Exercise objective: Reproduce every line of the following material verbatim, with no alterations.

** Begin Data extract **

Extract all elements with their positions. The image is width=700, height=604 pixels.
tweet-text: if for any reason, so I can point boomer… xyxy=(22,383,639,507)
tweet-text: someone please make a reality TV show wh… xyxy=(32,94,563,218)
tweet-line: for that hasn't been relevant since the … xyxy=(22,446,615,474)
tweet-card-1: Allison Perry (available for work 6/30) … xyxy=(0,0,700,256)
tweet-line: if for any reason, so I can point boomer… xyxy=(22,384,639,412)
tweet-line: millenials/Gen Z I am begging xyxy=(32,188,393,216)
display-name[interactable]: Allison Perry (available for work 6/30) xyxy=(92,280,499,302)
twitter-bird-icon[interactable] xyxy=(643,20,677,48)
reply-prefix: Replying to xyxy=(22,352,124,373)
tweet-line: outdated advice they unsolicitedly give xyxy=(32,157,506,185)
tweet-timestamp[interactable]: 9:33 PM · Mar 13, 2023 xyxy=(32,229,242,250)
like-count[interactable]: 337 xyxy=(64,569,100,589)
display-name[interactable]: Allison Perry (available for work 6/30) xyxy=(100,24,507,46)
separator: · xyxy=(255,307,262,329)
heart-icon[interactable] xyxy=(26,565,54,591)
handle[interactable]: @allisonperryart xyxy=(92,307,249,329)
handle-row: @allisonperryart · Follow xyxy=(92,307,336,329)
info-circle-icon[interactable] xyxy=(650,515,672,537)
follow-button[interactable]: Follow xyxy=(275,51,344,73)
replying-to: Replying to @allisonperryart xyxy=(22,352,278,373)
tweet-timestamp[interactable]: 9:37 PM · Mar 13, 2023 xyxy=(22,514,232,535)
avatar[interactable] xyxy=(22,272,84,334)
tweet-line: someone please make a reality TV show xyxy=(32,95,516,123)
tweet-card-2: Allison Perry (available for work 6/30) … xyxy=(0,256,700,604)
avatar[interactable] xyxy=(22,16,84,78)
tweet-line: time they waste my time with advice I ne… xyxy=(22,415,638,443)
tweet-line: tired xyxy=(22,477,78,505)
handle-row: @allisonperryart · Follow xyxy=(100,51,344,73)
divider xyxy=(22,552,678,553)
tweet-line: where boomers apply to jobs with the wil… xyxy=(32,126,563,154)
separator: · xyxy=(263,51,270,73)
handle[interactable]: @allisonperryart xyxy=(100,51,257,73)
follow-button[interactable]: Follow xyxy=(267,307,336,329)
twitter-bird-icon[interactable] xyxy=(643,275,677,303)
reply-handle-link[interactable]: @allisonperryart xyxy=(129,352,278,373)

** End Data extract **

Response to the task:
Extract all elements with their positions. The image is width=700, height=604 pixels.
tweet-text: if for any reason, so I can point boomer… xyxy=(22,383,639,507)
tweet-text: someone please make a reality TV show wh… xyxy=(32,94,563,218)
tweet-line: for that hasn't been relevant since the … xyxy=(22,446,615,474)
tweet-card-1: Allison Perry (available for work 6/30) … xyxy=(0,0,700,256)
tweet-line: if for any reason, so I can point boomer… xyxy=(22,384,639,412)
tweet-line: millenials/Gen Z I am begging xyxy=(32,188,393,216)
display-name[interactable]: Allison Perry (available for work 6/30) xyxy=(92,280,499,302)
twitter-bird-icon[interactable] xyxy=(643,20,677,48)
reply-prefix: Replying to xyxy=(22,352,124,373)
tweet-line: outdated advice they unsolicitedly give xyxy=(32,157,506,185)
tweet-timestamp[interactable]: 9:33 PM · Mar 13, 2023 xyxy=(32,229,242,250)
like-count[interactable]: 337 xyxy=(64,569,100,589)
display-name[interactable]: Allison Perry (available for work 6/30) xyxy=(100,24,507,46)
separator: · xyxy=(255,307,262,329)
heart-icon[interactable] xyxy=(26,565,54,591)
handle[interactable]: @allisonperryart xyxy=(92,307,249,329)
handle-row: @allisonperryart · Follow xyxy=(92,307,336,329)
info-circle-icon[interactable] xyxy=(650,515,672,537)
follow-button[interactable]: Follow xyxy=(275,51,344,73)
replying-to: Replying to @allisonperryart xyxy=(22,352,278,373)
tweet-timestamp[interactable]: 9:37 PM · Mar 13, 2023 xyxy=(22,514,232,535)
avatar[interactable] xyxy=(22,272,84,334)
tweet-line: someone please make a reality TV show xyxy=(32,95,516,123)
tweet-card-2: Allison Perry (available for work 6/30) … xyxy=(0,256,700,604)
avatar[interactable] xyxy=(22,16,84,78)
tweet-line: time they waste my time with advice I ne… xyxy=(22,415,638,443)
tweet-line: tired xyxy=(22,477,78,505)
handle-row: @allisonperryart · Follow xyxy=(100,51,344,73)
divider xyxy=(22,552,678,553)
tweet-line: where boomers apply to jobs with the wil… xyxy=(32,126,563,154)
separator: · xyxy=(263,51,270,73)
handle[interactable]: @allisonperryart xyxy=(100,51,257,73)
follow-button[interactable]: Follow xyxy=(267,307,336,329)
twitter-bird-icon[interactable] xyxy=(643,275,677,303)
reply-handle-link[interactable]: @allisonperryart xyxy=(129,352,278,373)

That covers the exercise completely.